### EXTRACTED MATERIAL

--------------------------------------------------

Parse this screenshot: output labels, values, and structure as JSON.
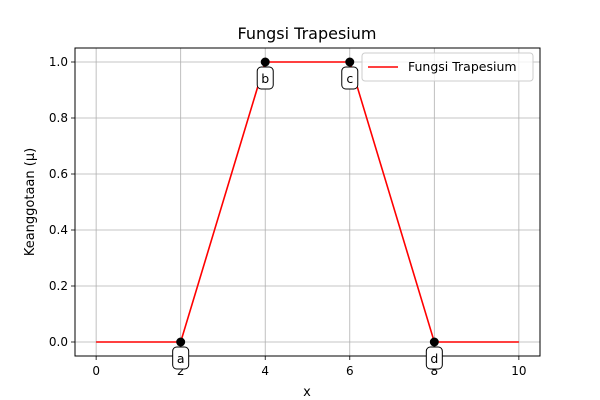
{
  "chart_data": {
    "type": "line",
    "title": "Fungsi Trapesium",
    "xlabel": "x",
    "ylabel": "Keanggotaan (μ)",
    "xlim": [
      -0.5,
      10.5
    ],
    "ylim": [
      -0.05,
      1.05
    ],
    "xticks": [
      0,
      2,
      4,
      6,
      8,
      10
    ],
    "yticks": [
      0.0,
      0.2,
      0.4,
      0.6,
      0.8,
      1.0
    ],
    "xtick_labels": [
      "0",
      "2",
      "4",
      "6",
      "8",
      "10"
    ],
    "ytick_labels": [
      "0.0",
      "0.2",
      "0.4",
      "0.6",
      "0.8",
      "1.0"
    ],
    "grid": true,
    "legend_position": "top-right",
    "series": [
      {
        "name": "Fungsi Trapesium",
        "color": "#ff0000",
        "x": [
          0,
          2,
          4,
          6,
          8,
          10
        ],
        "y": [
          0,
          0,
          1,
          1,
          0,
          0
        ]
      }
    ],
    "points": [
      {
        "label": "a",
        "x": 2,
        "y": 0,
        "label_side": "below"
      },
      {
        "label": "b",
        "x": 4,
        "y": 1,
        "label_side": "below"
      },
      {
        "label": "c",
        "x": 6,
        "y": 1,
        "label_side": "below"
      },
      {
        "label": "d",
        "x": 8,
        "y": 0,
        "label_side": "below"
      }
    ],
    "point_color": "#000000"
  }
}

--------------------------------------------------

### TASK DESCRIPTION
Set down the records in full and exactly. Do not carry over any image.

### WORKED SOLUTION
Parse this screenshot: output labels, values, and structure as JSON.
{
  "chart_data": {
    "type": "line",
    "title": "Fungsi Trapesium",
    "xlabel": "x",
    "ylabel": "Keanggotaan (μ)",
    "xlim": [
      -0.5,
      10.5
    ],
    "ylim": [
      -0.05,
      1.05
    ],
    "xticks": [
      0,
      2,
      4,
      6,
      8,
      10
    ],
    "yticks": [
      0.0,
      0.2,
      0.4,
      0.6,
      0.8,
      1.0
    ],
    "xtick_labels": [
      "0",
      "2",
      "4",
      "6",
      "8",
      "10"
    ],
    "ytick_labels": [
      "0.0",
      "0.2",
      "0.4",
      "0.6",
      "0.8",
      "1.0"
    ],
    "grid": true,
    "legend_position": "top-right",
    "series": [
      {
        "name": "Fungsi Trapesium",
        "color": "#ff0000",
        "x": [
          0,
          2,
          4,
          6,
          8,
          10
        ],
        "y": [
          0,
          0,
          1,
          1,
          0,
          0
        ]
      }
    ],
    "points": [
      {
        "label": "a",
        "x": 2,
        "y": 0,
        "label_side": "below"
      },
      {
        "label": "b",
        "x": 4,
        "y": 1,
        "label_side": "below"
      },
      {
        "label": "c",
        "x": 6,
        "y": 1,
        "label_side": "below"
      },
      {
        "label": "d",
        "x": 8,
        "y": 0,
        "label_side": "below"
      }
    ],
    "point_color": "#000000"
  }
}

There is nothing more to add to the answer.